* [SET TASK]:
Repeat the records below exactly, leaving out every picture.

* [DATA FOR THIS EXERCISE]:
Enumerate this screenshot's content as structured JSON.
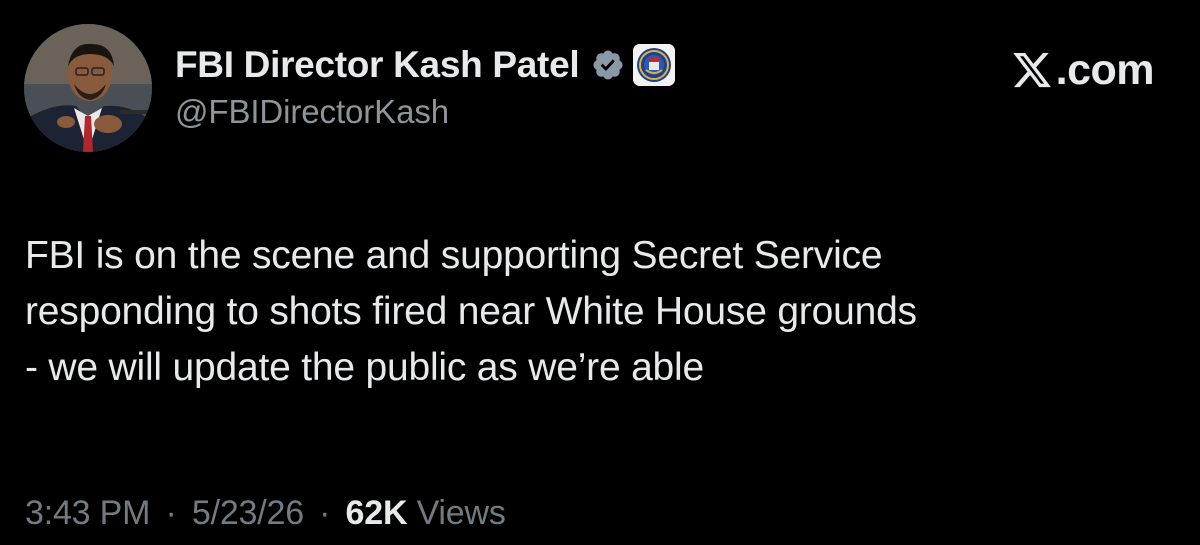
{
  "author": {
    "display_name": "FBI Director Kash Patel",
    "handle": "@FBIDirectorKash",
    "verified_icon": "verified-badge-icon",
    "org_badge_icon": "fbi-seal-icon"
  },
  "brand": {
    "icon": "x-logo-icon",
    "label": ".com"
  },
  "tweet": {
    "text": "FBI is on the scene and supporting Secret Service\nresponding to shots fired near White House grounds\n- we will update the public as we’re able"
  },
  "meta": {
    "time": "3:43 PM",
    "separator": "·",
    "date": "5/23/26",
    "views_count": "62K",
    "views_label": "Views"
  },
  "colors": {
    "background": "#000000",
    "primary_text": "#e7e9ea",
    "secondary_text": "#8d949a",
    "verified": "#8b98a5"
  }
}
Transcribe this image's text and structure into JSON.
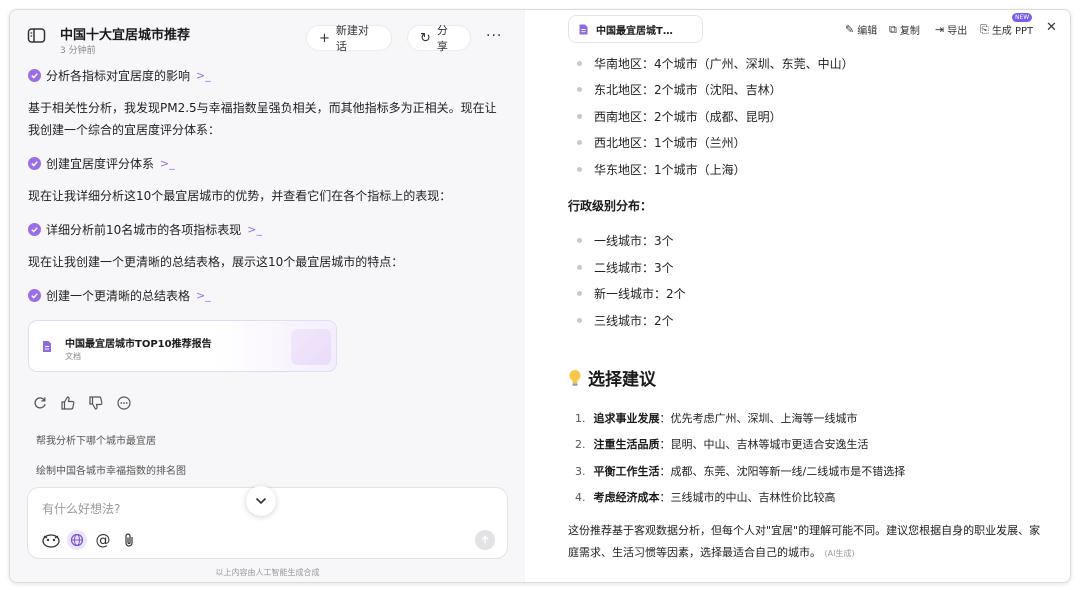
{
  "left": {
    "title": "中国十大宜居城市推荐",
    "time": "3 分钟前",
    "new_chat": "新建对话",
    "share": "分享",
    "more": "···",
    "steps": [
      "分析各指标对宜居度的影响",
      "创建宜居度评分体系",
      "详细分析前10名城市的各项指标表现",
      "创建一个更清晰的总结表格"
    ],
    "paras": [
      "基于相关性分析，我发现PM2.5与幸福指数呈强负相关，而其他指标多为正相关。现在让我创建一个综合的宜居度评分体系：",
      "现在让我详细分析这10个最宜居城市的优势，并查看它们在各个指标上的表现：",
      "现在让我创建一个更清晰的总结表格，展示这10个最宜居城市的特点："
    ],
    "doc_card": {
      "title": "中国最宜居城市TOP10推荐报告",
      "type": "文档"
    },
    "suggestions": [
      "帮我分析下哪个城市最宜居",
      "绘制中国各城市幸福指数的排名图"
    ],
    "input_placeholder": "有什么好想法?",
    "footer": "以上内容由人工智能生成合成"
  },
  "right": {
    "tab_title": "中国最宜居城T…",
    "toolbar": {
      "edit": "编辑",
      "copy": "复制",
      "export": "导出",
      "ppt": "生成 PPT",
      "new_badge": "NEW"
    },
    "region_items": [
      "华南地区：4个城市（广州、深圳、东莞、中山）",
      "东北地区：2个城市（沈阳、吉林）",
      "西南地区：2个城市（成都、昆明）",
      "西北地区：1个城市（兰州）",
      "华东地区：1个城市（上海）"
    ],
    "admin_heading": "行政级别分布：",
    "admin_items": [
      "一线城市：3个",
      "二线城市：3个",
      "新一线城市：2个",
      "三线城市：2个"
    ],
    "section_title": "选择建议",
    "suggestions": [
      {
        "n": "1.",
        "bold": "追求事业发展",
        "text": "：优先考虑广州、深圳、上海等一线城市"
      },
      {
        "n": "2.",
        "bold": "注重生活品质",
        "text": "：昆明、中山、吉林等城市更适合安逸生活"
      },
      {
        "n": "3.",
        "bold": "平衡工作生活",
        "text": "：成都、东莞、沈阳等新一线/二线城市是不错选择"
      },
      {
        "n": "4.",
        "bold": "考虑经济成本",
        "text": "：三线城市的中山、吉林性价比较高"
      }
    ],
    "closing": "这份推荐基于客观数据分析，但每个人对\"宜居\"的理解可能不同。建议您根据自身的职业发展、家庭需求、生活习惯等因素，选择最适合自己的城市。",
    "ai_tag": "(AI生成)"
  },
  "colors": {
    "accent": "#9b6ee8",
    "panel_bg": "#f7f7f9"
  }
}
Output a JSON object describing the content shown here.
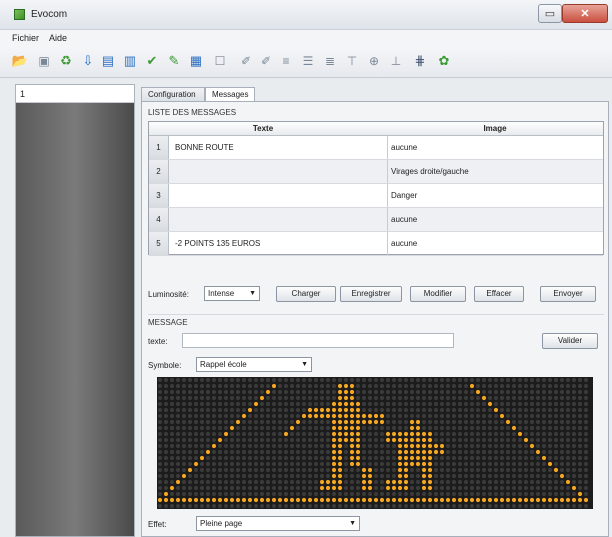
{
  "window": {
    "title": "Evocom",
    "minimize_label": "▭",
    "close_label": "✕"
  },
  "menu": [
    "Fichier",
    "Aide"
  ],
  "toolbar": {
    "icons": [
      {
        "name": "open-folder-icon",
        "glyph": "📂",
        "tone": "blue"
      },
      {
        "name": "page-icon",
        "glyph": "▣",
        "tone": "gray"
      },
      {
        "name": "refresh-icon",
        "glyph": "♻",
        "tone": "green"
      },
      {
        "name": "download-icon",
        "glyph": "⇩",
        "tone": "blue"
      },
      {
        "name": "save-icon",
        "glyph": "▤",
        "tone": "blue"
      },
      {
        "name": "book-icon",
        "glyph": "▥",
        "tone": "blue"
      },
      {
        "name": "check-icon",
        "glyph": "✔",
        "tone": "green"
      },
      {
        "name": "tools-icon",
        "glyph": "✎",
        "tone": "green"
      },
      {
        "name": "image-icon",
        "glyph": "▦",
        "tone": "blue"
      },
      {
        "name": "blank-page-icon",
        "glyph": "☐",
        "tone": "gray"
      },
      {
        "name": "edit-page-icon",
        "glyph": "✐",
        "tone": "gray"
      },
      {
        "name": "edit-page-2-icon",
        "glyph": "✐",
        "tone": "gray"
      },
      {
        "name": "align-left-icon",
        "glyph": "≡",
        "tone": "gray"
      },
      {
        "name": "align-center-icon",
        "glyph": "☰",
        "tone": "gray"
      },
      {
        "name": "align-right-icon",
        "glyph": "≣",
        "tone": "gray"
      },
      {
        "name": "align-top-icon",
        "glyph": "⊤",
        "tone": "gray"
      },
      {
        "name": "align-middle-icon",
        "glyph": "⊕",
        "tone": "gray"
      },
      {
        "name": "align-bottom-icon",
        "glyph": "⊥",
        "tone": "gray"
      },
      {
        "name": "grid-icon",
        "glyph": "⋕",
        "tone": "dark"
      },
      {
        "name": "paint-icon",
        "glyph": "✿",
        "tone": "green"
      }
    ]
  },
  "left_panel": {
    "value": "1"
  },
  "tabs": [
    {
      "label": "Configuration",
      "active": false
    },
    {
      "label": "Messages",
      "active": true
    }
  ],
  "messages": {
    "title": "LISTE DES MESSAGES",
    "columns": [
      "Texte",
      "Image"
    ],
    "rows": [
      {
        "num": "1",
        "text": "BONNE ROUTE",
        "image": "aucune"
      },
      {
        "num": "2",
        "text": "",
        "image": "Virages droite/gauche"
      },
      {
        "num": "3",
        "text": "",
        "image": "Danger"
      },
      {
        "num": "4",
        "text": "",
        "image": "aucune"
      },
      {
        "num": "5",
        "text": "-2 POINTS 135 EUROS",
        "image": "aucune"
      }
    ]
  },
  "controls": {
    "brightness_label": "Luminosité:",
    "brightness_value": "Intense",
    "buttons": [
      "Charger",
      "Enregistrer",
      "Modifier",
      "Effacer",
      "Envoyer"
    ]
  },
  "message_form": {
    "title": "MESSAGE",
    "text_label": "texte:",
    "text_value": "",
    "validate_label": "Valider",
    "symbol_label": "Symbole:",
    "symbol_value": "Rappel école",
    "effect_label": "Effet:",
    "effect_value": "Pleine page"
  },
  "led_colors": {
    "on": "#f5a623",
    "off": "#3a3a3a",
    "background": "#1c1c1c"
  }
}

* [RESPONSE TO THIS EXERCISE]:
Enumerate this screenshot's content as structured JSON.
{
  "author": {
    "display_name": "FBI Director Kash Patel",
    "handle": "@FBIDirectorKash",
    "verified_icon": "verified-badge-icon",
    "org_badge_icon": "fbi-seal-icon"
  },
  "brand": {
    "icon": "x-logo-icon",
    "label": ".com"
  },
  "tweet": {
    "text": "FBI is on the scene and supporting Secret Service\nresponding to shots fired near White House grounds\n- we will update the public as we’re able"
  },
  "meta": {
    "time": "3:43 PM",
    "separator": "·",
    "date": "5/23/26",
    "views_count": "62K",
    "views_label": "Views"
  },
  "colors": {
    "background": "#000000",
    "primary_text": "#e7e9ea",
    "secondary_text": "#8d949a",
    "verified": "#8b98a5"
  }
}
Transcribe this image's text and structure into JSON.
{
  "left": {
    "title": "中国十大宜居城市推荐",
    "time": "3 分钟前",
    "new_chat": "新建对话",
    "share": "分享",
    "more": "···",
    "steps": [
      "分析各指标对宜居度的影响",
      "创建宜居度评分体系",
      "详细分析前10名城市的各项指标表现",
      "创建一个更清晰的总结表格"
    ],
    "paras": [
      "基于相关性分析，我发现PM2.5与幸福指数呈强负相关，而其他指标多为正相关。现在让我创建一个综合的宜居度评分体系：",
      "现在让我详细分析这10个最宜居城市的优势，并查看它们在各个指标上的表现：",
      "现在让我创建一个更清晰的总结表格，展示这10个最宜居城市的特点："
    ],
    "doc_card": {
      "title": "中国最宜居城市TOP10推荐报告",
      "type": "文档"
    },
    "suggestions": [
      "帮我分析下哪个城市最宜居",
      "绘制中国各城市幸福指数的排名图"
    ],
    "input_placeholder": "有什么好想法?",
    "footer": "以上内容由人工智能生成合成"
  },
  "right": {
    "tab_title": "中国最宜居城T…",
    "toolbar": {
      "edit": "编辑",
      "copy": "复制",
      "export": "导出",
      "ppt": "生成 PPT",
      "new_badge": "NEW"
    },
    "region_items": [
      "华南地区：4个城市（广州、深圳、东莞、中山）",
      "东北地区：2个城市（沈阳、吉林）",
      "西南地区：2个城市（成都、昆明）",
      "西北地区：1个城市（兰州）",
      "华东地区：1个城市（上海）"
    ],
    "admin_heading": "行政级别分布：",
    "admin_items": [
      "一线城市：3个",
      "二线城市：3个",
      "新一线城市：2个",
      "三线城市：2个"
    ],
    "section_title": "选择建议",
    "suggestions": [
      {
        "n": "1.",
        "bold": "追求事业发展",
        "text": "：优先考虑广州、深圳、上海等一线城市"
      },
      {
        "n": "2.",
        "bold": "注重生活品质",
        "text": "：昆明、中山、吉林等城市更适合安逸生活"
      },
      {
        "n": "3.",
        "bold": "平衡工作生活",
        "text": "：成都、东莞、沈阳等新一线/二线城市是不错选择"
      },
      {
        "n": "4.",
        "bold": "考虑经济成本",
        "text": "：三线城市的中山、吉林性价比较高"
      }
    ],
    "closing": "这份推荐基于客观数据分析，但每个人对\"宜居\"的理解可能不同。建议您根据自身的职业发展、家庭需求、生活习惯等因素，选择最适合自己的城市。",
    "ai_tag": "(AI生成)"
  },
  "colors": {
    "accent": "#9b6ee8",
    "panel_bg": "#f7f7f9"
  }
}
Output a JSON object describing the content shown here.
{
  "window": {
    "title": "Evocom",
    "minimize_label": "▭",
    "close_label": "✕"
  },
  "menu": [
    "Fichier",
    "Aide"
  ],
  "toolbar": {
    "icons": [
      {
        "name": "open-folder-icon",
        "glyph": "📂",
        "tone": "blue"
      },
      {
        "name": "page-icon",
        "glyph": "▣",
        "tone": "gray"
      },
      {
        "name": "refresh-icon",
        "glyph": "♻",
        "tone": "green"
      },
      {
        "name": "download-icon",
        "glyph": "⇩",
        "tone": "blue"
      },
      {
        "name": "save-icon",
        "glyph": "▤",
        "tone": "blue"
      },
      {
        "name": "book-icon",
        "glyph": "▥",
        "tone": "blue"
      },
      {
        "name": "check-icon",
        "glyph": "✔",
        "tone": "green"
      },
      {
        "name": "tools-icon",
        "glyph": "✎",
        "tone": "green"
      },
      {
        "name": "image-icon",
        "glyph": "▦",
        "tone": "blue"
      },
      {
        "name": "blank-page-icon",
        "glyph": "☐",
        "tone": "gray"
      },
      {
        "name": "edit-page-icon",
        "glyph": "✐",
        "tone": "gray"
      },
      {
        "name": "edit-page-2-icon",
        "glyph": "✐",
        "tone": "gray"
      },
      {
        "name": "align-left-icon",
        "glyph": "≡",
        "tone": "gray"
      },
      {
        "name": "align-center-icon",
        "glyph": "☰",
        "tone": "gray"
      },
      {
        "name": "align-right-icon",
        "glyph": "≣",
        "tone": "gray"
      },
      {
        "name": "align-top-icon",
        "glyph": "⊤",
        "tone": "gray"
      },
      {
        "name": "align-middle-icon",
        "glyph": "⊕",
        "tone": "gray"
      },
      {
        "name": "align-bottom-icon",
        "glyph": "⊥",
        "tone": "gray"
      },
      {
        "name": "grid-icon",
        "glyph": "⋕",
        "tone": "dark"
      },
      {
        "name": "paint-icon",
        "glyph": "✿",
        "tone": "green"
      }
    ]
  },
  "left_panel": {
    "value": "1"
  },
  "tabs": [
    {
      "label": "Configuration",
      "active": false
    },
    {
      "label": "Messages",
      "active": true
    }
  ],
  "messages": {
    "title": "LISTE DES MESSAGES",
    "columns": [
      "Texte",
      "Image"
    ],
    "rows": [
      {
        "num": "1",
        "text": "BONNE ROUTE",
        "image": "aucune"
      },
      {
        "num": "2",
        "text": "",
        "image": "Virages droite/gauche"
      },
      {
        "num": "3",
        "text": "",
        "image": "Danger"
      },
      {
        "num": "4",
        "text": "",
        "image": "aucune"
      },
      {
        "num": "5",
        "text": "-2 POINTS 135 EUROS",
        "image": "aucune"
      }
    ]
  },
  "controls": {
    "brightness_label": "Luminosité:",
    "brightness_value": "Intense",
    "buttons": [
      "Charger",
      "Enregistrer",
      "Modifier",
      "Effacer",
      "Envoyer"
    ]
  },
  "message_form": {
    "title": "MESSAGE",
    "text_label": "texte:",
    "text_value": "",
    "validate_label": "Valider",
    "symbol_label": "Symbole:",
    "symbol_value": "Rappel école",
    "effect_label": "Effet:",
    "effect_value": "Pleine page"
  },
  "led_colors": {
    "on": "#f5a623",
    "off": "#3a3a3a",
    "background": "#1c1c1c"
  }
}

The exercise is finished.